[Entries from a dataset]
::::

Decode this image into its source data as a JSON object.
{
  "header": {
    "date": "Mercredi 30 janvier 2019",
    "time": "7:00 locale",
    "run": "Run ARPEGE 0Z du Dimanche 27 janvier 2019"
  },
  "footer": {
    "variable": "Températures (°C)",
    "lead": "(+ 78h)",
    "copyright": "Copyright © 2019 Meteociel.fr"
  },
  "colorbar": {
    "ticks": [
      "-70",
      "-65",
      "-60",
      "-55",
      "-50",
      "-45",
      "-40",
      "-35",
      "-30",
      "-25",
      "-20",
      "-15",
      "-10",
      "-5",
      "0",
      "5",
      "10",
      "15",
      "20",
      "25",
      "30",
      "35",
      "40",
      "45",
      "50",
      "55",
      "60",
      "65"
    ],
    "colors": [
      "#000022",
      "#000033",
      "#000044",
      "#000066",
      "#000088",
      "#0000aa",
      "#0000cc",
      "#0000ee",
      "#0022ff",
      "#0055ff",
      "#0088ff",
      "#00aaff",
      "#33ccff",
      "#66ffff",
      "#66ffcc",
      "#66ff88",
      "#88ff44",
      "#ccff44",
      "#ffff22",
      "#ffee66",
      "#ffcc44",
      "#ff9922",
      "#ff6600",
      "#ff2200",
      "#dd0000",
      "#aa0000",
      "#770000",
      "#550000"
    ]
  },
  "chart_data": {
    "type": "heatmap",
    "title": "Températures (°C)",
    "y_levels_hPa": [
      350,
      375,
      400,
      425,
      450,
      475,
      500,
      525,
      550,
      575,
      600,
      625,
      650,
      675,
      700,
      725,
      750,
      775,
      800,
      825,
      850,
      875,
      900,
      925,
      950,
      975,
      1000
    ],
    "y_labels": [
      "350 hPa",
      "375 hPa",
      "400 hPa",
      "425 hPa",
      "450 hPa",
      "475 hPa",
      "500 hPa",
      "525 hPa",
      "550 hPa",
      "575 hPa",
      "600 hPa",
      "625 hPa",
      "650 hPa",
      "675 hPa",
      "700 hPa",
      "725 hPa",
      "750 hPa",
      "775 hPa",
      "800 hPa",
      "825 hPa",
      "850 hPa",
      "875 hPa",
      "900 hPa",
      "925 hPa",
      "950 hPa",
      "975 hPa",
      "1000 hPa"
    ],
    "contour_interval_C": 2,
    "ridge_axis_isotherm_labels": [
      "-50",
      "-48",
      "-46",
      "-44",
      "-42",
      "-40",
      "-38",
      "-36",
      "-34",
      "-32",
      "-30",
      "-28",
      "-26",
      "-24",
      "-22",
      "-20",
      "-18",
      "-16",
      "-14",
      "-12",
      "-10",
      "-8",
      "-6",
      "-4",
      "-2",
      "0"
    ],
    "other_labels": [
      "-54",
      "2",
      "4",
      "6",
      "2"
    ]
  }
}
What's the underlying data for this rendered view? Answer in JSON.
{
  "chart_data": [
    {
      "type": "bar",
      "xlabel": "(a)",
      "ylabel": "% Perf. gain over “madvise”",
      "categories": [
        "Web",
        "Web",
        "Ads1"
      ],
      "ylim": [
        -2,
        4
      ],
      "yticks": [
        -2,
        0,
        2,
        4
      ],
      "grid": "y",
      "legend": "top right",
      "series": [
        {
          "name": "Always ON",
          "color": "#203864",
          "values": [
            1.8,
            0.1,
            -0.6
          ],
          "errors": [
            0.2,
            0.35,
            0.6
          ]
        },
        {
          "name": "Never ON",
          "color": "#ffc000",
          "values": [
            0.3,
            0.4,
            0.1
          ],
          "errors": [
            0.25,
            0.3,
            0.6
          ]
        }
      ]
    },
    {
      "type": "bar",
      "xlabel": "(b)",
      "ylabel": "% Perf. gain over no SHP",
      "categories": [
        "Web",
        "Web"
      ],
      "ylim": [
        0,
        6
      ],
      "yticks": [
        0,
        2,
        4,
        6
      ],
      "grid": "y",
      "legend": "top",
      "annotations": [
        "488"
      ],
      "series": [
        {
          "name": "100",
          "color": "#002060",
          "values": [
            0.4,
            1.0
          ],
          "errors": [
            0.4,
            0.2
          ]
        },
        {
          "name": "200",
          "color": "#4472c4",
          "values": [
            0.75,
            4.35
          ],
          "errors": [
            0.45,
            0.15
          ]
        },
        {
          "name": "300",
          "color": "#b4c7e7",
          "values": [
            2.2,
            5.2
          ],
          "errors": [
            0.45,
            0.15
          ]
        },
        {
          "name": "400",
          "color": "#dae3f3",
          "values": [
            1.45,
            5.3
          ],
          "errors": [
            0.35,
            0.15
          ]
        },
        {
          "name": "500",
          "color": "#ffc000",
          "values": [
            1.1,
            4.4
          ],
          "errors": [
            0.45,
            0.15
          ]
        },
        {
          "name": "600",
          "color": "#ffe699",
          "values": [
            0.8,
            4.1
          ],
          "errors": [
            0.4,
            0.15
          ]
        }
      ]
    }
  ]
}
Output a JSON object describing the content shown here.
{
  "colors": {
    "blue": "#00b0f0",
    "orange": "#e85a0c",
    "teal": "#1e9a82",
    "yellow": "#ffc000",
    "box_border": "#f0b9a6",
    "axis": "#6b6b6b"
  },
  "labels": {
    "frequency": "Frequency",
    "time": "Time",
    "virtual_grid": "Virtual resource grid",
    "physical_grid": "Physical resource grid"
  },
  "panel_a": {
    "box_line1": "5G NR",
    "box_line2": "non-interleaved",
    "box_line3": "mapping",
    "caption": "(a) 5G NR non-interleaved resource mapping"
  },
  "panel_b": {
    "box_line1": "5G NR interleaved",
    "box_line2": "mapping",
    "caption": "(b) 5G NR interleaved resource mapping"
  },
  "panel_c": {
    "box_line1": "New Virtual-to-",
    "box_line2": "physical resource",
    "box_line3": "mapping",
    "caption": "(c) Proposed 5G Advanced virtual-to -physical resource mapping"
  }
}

::::

__TASK DETAILS__: Write out every entry again exactly, please, with nothing missing.

__ANSWER TO THIS PROBLEM__:
Decode this image into its source data as a JSON object.
{
  "header": {
    "date": "Mercredi 30 janvier 2019",
    "time": "7:00 locale",
    "run": "Run ARPEGE 0Z du Dimanche 27 janvier 2019"
  },
  "footer": {
    "variable": "Températures (°C)",
    "lead": "(+ 78h)",
    "copyright": "Copyright © 2019 Meteociel.fr"
  },
  "colorbar": {
    "ticks": [
      "-70",
      "-65",
      "-60",
      "-55",
      "-50",
      "-45",
      "-40",
      "-35",
      "-30",
      "-25",
      "-20",
      "-15",
      "-10",
      "-5",
      "0",
      "5",
      "10",
      "15",
      "20",
      "25",
      "30",
      "35",
      "40",
      "45",
      "50",
      "55",
      "60",
      "65"
    ],
    "colors": [
      "#000022",
      "#000033",
      "#000044",
      "#000066",
      "#000088",
      "#0000aa",
      "#0000cc",
      "#0000ee",
      "#0022ff",
      "#0055ff",
      "#0088ff",
      "#00aaff",
      "#33ccff",
      "#66ffff",
      "#66ffcc",
      "#66ff88",
      "#88ff44",
      "#ccff44",
      "#ffff22",
      "#ffee66",
      "#ffcc44",
      "#ff9922",
      "#ff6600",
      "#ff2200",
      "#dd0000",
      "#aa0000",
      "#770000",
      "#550000"
    ]
  },
  "chart_data": {
    "type": "heatmap",
    "title": "Températures (°C)",
    "y_levels_hPa": [
      350,
      375,
      400,
      425,
      450,
      475,
      500,
      525,
      550,
      575,
      600,
      625,
      650,
      675,
      700,
      725,
      750,
      775,
      800,
      825,
      850,
      875,
      900,
      925,
      950,
      975,
      1000
    ],
    "y_labels": [
      "350 hPa",
      "375 hPa",
      "400 hPa",
      "425 hPa",
      "450 hPa",
      "475 hPa",
      "500 hPa",
      "525 hPa",
      "550 hPa",
      "575 hPa",
      "600 hPa",
      "625 hPa",
      "650 hPa",
      "675 hPa",
      "700 hPa",
      "725 hPa",
      "750 hPa",
      "775 hPa",
      "800 hPa",
      "825 hPa",
      "850 hPa",
      "875 hPa",
      "900 hPa",
      "925 hPa",
      "950 hPa",
      "975 hPa",
      "1000 hPa"
    ],
    "contour_interval_C": 2,
    "ridge_axis_isotherm_labels": [
      "-50",
      "-48",
      "-46",
      "-44",
      "-42",
      "-40",
      "-38",
      "-36",
      "-34",
      "-32",
      "-30",
      "-28",
      "-26",
      "-24",
      "-22",
      "-20",
      "-18",
      "-16",
      "-14",
      "-12",
      "-10",
      "-8",
      "-6",
      "-4",
      "-2",
      "0"
    ],
    "other_labels": [
      "-54",
      "2",
      "4",
      "6",
      "2"
    ]
  }
}
What's the underlying data for this rendered view? Answer in JSON.
{
  "chart_data": [
    {
      "type": "bar",
      "xlabel": "(a)",
      "ylabel": "% Perf. gain over “madvise”",
      "categories": [
        "Web",
        "Web",
        "Ads1"
      ],
      "ylim": [
        -2,
        4
      ],
      "yticks": [
        -2,
        0,
        2,
        4
      ],
      "grid": "y",
      "legend": "top right",
      "series": [
        {
          "name": "Always ON",
          "color": "#203864",
          "values": [
            1.8,
            0.1,
            -0.6
          ],
          "errors": [
            0.2,
            0.35,
            0.6
          ]
        },
        {
          "name": "Never ON",
          "color": "#ffc000",
          "values": [
            0.3,
            0.4,
            0.1
          ],
          "errors": [
            0.25,
            0.3,
            0.6
          ]
        }
      ]
    },
    {
      "type": "bar",
      "xlabel": "(b)",
      "ylabel": "% Perf. gain over no SHP",
      "categories": [
        "Web",
        "Web"
      ],
      "ylim": [
        0,
        6
      ],
      "yticks": [
        0,
        2,
        4,
        6
      ],
      "grid": "y",
      "legend": "top",
      "annotations": [
        "488"
      ],
      "series": [
        {
          "name": "100",
          "color": "#002060",
          "values": [
            0.4,
            1.0
          ],
          "errors": [
            0.4,
            0.2
          ]
        },
        {
          "name": "200",
          "color": "#4472c4",
          "values": [
            0.75,
            4.35
          ],
          "errors": [
            0.45,
            0.15
          ]
        },
        {
          "name": "300",
          "color": "#b4c7e7",
          "values": [
            2.2,
            5.2
          ],
          "errors": [
            0.45,
            0.15
          ]
        },
        {
          "name": "400",
          "color": "#dae3f3",
          "values": [
            1.45,
            5.3
          ],
          "errors": [
            0.35,
            0.15
          ]
        },
        {
          "name": "500",
          "color": "#ffc000",
          "values": [
            1.1,
            4.4
          ],
          "errors": [
            0.45,
            0.15
          ]
        },
        {
          "name": "600",
          "color": "#ffe699",
          "values": [
            0.8,
            4.1
          ],
          "errors": [
            0.4,
            0.15
          ]
        }
      ]
    }
  ]
}
Output a JSON object describing the content shown here.
{
  "colors": {
    "blue": "#00b0f0",
    "orange": "#e85a0c",
    "teal": "#1e9a82",
    "yellow": "#ffc000",
    "box_border": "#f0b9a6",
    "axis": "#6b6b6b"
  },
  "labels": {
    "frequency": "Frequency",
    "time": "Time",
    "virtual_grid": "Virtual resource grid",
    "physical_grid": "Physical resource grid"
  },
  "panel_a": {
    "box_line1": "5G NR",
    "box_line2": "non-interleaved",
    "box_line3": "mapping",
    "caption": "(a) 5G NR non-interleaved resource mapping"
  },
  "panel_b": {
    "box_line1": "5G NR interleaved",
    "box_line2": "mapping",
    "caption": "(b) 5G NR interleaved resource mapping"
  },
  "panel_c": {
    "box_line1": "New Virtual-to-",
    "box_line2": "physical resource",
    "box_line3": "mapping",
    "caption": "(c) Proposed 5G Advanced virtual-to -physical resource mapping"
  }
}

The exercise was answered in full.